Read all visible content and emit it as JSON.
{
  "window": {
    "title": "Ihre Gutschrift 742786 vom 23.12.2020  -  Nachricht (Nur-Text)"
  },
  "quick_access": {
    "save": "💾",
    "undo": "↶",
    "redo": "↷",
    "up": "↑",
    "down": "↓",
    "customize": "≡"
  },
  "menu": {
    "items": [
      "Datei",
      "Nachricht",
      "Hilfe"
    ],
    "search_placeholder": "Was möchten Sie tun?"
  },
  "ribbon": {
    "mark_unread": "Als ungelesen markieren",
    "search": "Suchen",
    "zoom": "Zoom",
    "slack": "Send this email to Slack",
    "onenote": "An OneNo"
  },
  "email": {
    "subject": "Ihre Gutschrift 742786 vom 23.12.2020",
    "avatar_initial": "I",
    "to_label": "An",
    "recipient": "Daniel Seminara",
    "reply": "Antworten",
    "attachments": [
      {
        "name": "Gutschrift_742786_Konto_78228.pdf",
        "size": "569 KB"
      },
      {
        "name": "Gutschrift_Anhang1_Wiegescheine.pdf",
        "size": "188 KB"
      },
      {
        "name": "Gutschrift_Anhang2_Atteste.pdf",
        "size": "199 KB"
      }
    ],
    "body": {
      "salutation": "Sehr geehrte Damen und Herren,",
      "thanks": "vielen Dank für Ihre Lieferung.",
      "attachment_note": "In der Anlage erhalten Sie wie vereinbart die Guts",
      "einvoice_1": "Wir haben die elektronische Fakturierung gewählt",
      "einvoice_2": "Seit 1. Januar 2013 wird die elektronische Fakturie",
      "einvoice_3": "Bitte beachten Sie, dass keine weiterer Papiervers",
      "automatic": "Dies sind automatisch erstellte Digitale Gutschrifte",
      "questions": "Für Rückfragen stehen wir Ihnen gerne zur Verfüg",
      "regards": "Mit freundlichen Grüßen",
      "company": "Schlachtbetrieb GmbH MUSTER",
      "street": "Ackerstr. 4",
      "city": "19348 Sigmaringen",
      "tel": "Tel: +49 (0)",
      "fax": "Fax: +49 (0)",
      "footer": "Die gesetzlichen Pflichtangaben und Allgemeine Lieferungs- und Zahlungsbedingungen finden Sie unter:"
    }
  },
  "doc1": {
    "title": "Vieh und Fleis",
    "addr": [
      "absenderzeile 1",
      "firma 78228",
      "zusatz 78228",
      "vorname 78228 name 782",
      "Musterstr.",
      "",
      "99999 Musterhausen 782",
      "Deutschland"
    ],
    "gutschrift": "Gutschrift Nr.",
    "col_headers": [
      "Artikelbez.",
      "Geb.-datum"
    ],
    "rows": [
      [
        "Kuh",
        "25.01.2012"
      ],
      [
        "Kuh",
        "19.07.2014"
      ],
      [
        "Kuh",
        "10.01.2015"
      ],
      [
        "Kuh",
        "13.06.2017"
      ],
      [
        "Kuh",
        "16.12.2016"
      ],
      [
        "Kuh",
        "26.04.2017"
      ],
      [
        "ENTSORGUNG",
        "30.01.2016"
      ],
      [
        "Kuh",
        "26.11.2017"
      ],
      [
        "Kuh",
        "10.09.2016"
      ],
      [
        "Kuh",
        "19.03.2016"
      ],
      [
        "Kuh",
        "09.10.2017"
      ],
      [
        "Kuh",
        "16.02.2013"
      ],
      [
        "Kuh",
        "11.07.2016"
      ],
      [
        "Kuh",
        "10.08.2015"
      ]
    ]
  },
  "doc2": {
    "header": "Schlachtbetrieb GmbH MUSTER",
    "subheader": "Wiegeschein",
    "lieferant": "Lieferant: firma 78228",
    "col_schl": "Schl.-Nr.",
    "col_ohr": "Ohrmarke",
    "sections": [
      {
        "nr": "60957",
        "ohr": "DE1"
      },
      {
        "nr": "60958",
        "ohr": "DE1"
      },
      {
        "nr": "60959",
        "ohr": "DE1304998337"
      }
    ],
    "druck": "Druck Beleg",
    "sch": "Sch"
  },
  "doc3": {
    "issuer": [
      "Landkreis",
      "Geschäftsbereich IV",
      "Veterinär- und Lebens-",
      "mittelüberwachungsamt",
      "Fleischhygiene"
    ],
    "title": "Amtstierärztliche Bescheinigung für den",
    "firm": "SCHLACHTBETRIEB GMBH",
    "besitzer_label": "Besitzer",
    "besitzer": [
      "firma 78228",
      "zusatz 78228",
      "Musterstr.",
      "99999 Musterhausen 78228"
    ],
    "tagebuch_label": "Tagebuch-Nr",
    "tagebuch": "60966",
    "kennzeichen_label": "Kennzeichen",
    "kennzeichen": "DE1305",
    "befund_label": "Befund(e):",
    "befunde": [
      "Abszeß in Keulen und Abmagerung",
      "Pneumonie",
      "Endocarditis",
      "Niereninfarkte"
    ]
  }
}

= = = = =

**Given exercise**
Repeat every entry exactly, please.

**Answer for this exercise**
Read all visible content and emit it as JSON.
{
  "window": {
    "title": "Ihre Gutschrift 742786 vom 23.12.2020  -  Nachricht (Nur-Text)"
  },
  "quick_access": {
    "save": "💾",
    "undo": "↶",
    "redo": "↷",
    "up": "↑",
    "down": "↓",
    "customize": "≡"
  },
  "menu": {
    "items": [
      "Datei",
      "Nachricht",
      "Hilfe"
    ],
    "search_placeholder": "Was möchten Sie tun?"
  },
  "ribbon": {
    "mark_unread": "Als ungelesen markieren",
    "search": "Suchen",
    "zoom": "Zoom",
    "slack": "Send this email to Slack",
    "onenote": "An OneNo"
  },
  "email": {
    "subject": "Ihre Gutschrift 742786 vom 23.12.2020",
    "avatar_initial": "I",
    "to_label": "An",
    "recipient": "Daniel Seminara",
    "reply": "Antworten",
    "attachments": [
      {
        "name": "Gutschrift_742786_Konto_78228.pdf",
        "size": "569 KB"
      },
      {
        "name": "Gutschrift_Anhang1_Wiegescheine.pdf",
        "size": "188 KB"
      },
      {
        "name": "Gutschrift_Anhang2_Atteste.pdf",
        "size": "199 KB"
      }
    ],
    "body": {
      "salutation": "Sehr geehrte Damen und Herren,",
      "thanks": "vielen Dank für Ihre Lieferung.",
      "attachment_note": "In der Anlage erhalten Sie wie vereinbart die Guts",
      "einvoice_1": "Wir haben die elektronische Fakturierung gewählt",
      "einvoice_2": "Seit 1. Januar 2013 wird die elektronische Fakturie",
      "einvoice_3": "Bitte beachten Sie, dass keine weiterer Papiervers",
      "automatic": "Dies sind automatisch erstellte Digitale Gutschrifte",
      "questions": "Für Rückfragen stehen wir Ihnen gerne zur Verfüg",
      "regards": "Mit freundlichen Grüßen",
      "company": "Schlachtbetrieb GmbH MUSTER",
      "street": "Ackerstr. 4",
      "city": "19348 Sigmaringen",
      "tel": "Tel: +49 (0)",
      "fax": "Fax: +49 (0)",
      "footer": "Die gesetzlichen Pflichtangaben und Allgemeine Lieferungs- und Zahlungsbedingungen finden Sie unter:"
    }
  },
  "doc1": {
    "title": "Vieh und Fleis",
    "addr": [
      "absenderzeile 1",
      "firma 78228",
      "zusatz 78228",
      "vorname 78228 name 782",
      "Musterstr.",
      "",
      "99999 Musterhausen 782",
      "Deutschland"
    ],
    "gutschrift": "Gutschrift Nr.",
    "col_headers": [
      "Artikelbez.",
      "Geb.-datum"
    ],
    "rows": [
      [
        "Kuh",
        "25.01.2012"
      ],
      [
        "Kuh",
        "19.07.2014"
      ],
      [
        "Kuh",
        "10.01.2015"
      ],
      [
        "Kuh",
        "13.06.2017"
      ],
      [
        "Kuh",
        "16.12.2016"
      ],
      [
        "Kuh",
        "26.04.2017"
      ],
      [
        "ENTSORGUNG",
        "30.01.2016"
      ],
      [
        "Kuh",
        "26.11.2017"
      ],
      [
        "Kuh",
        "10.09.2016"
      ],
      [
        "Kuh",
        "19.03.2016"
      ],
      [
        "Kuh",
        "09.10.2017"
      ],
      [
        "Kuh",
        "16.02.2013"
      ],
      [
        "Kuh",
        "11.07.2016"
      ],
      [
        "Kuh",
        "10.08.2015"
      ]
    ]
  },
  "doc2": {
    "header": "Schlachtbetrieb GmbH MUSTER",
    "subheader": "Wiegeschein",
    "lieferant": "Lieferant: firma 78228",
    "col_schl": "Schl.-Nr.",
    "col_ohr": "Ohrmarke",
    "sections": [
      {
        "nr": "60957",
        "ohr": "DE1"
      },
      {
        "nr": "60958",
        "ohr": "DE1"
      },
      {
        "nr": "60959",
        "ohr": "DE1304998337"
      }
    ],
    "druck": "Druck Beleg",
    "sch": "Sch"
  },
  "doc3": {
    "issuer": [
      "Landkreis",
      "Geschäftsbereich IV",
      "Veterinär- und Lebens-",
      "mittelüberwachungsamt",
      "Fleischhygiene"
    ],
    "title": "Amtstierärztliche Bescheinigung für den",
    "firm": "SCHLACHTBETRIEB GMBH",
    "besitzer_label": "Besitzer",
    "besitzer": [
      "firma 78228",
      "zusatz 78228",
      "Musterstr.",
      "99999 Musterhausen 78228"
    ],
    "tagebuch_label": "Tagebuch-Nr",
    "tagebuch": "60966",
    "kennzeichen_label": "Kennzeichen",
    "kennzeichen": "DE1305",
    "befund_label": "Befund(e):",
    "befunde": [
      "Abszeß in Keulen und Abmagerung",
      "Pneumonie",
      "Endocarditis",
      "Niereninfarkte"
    ]
  }
}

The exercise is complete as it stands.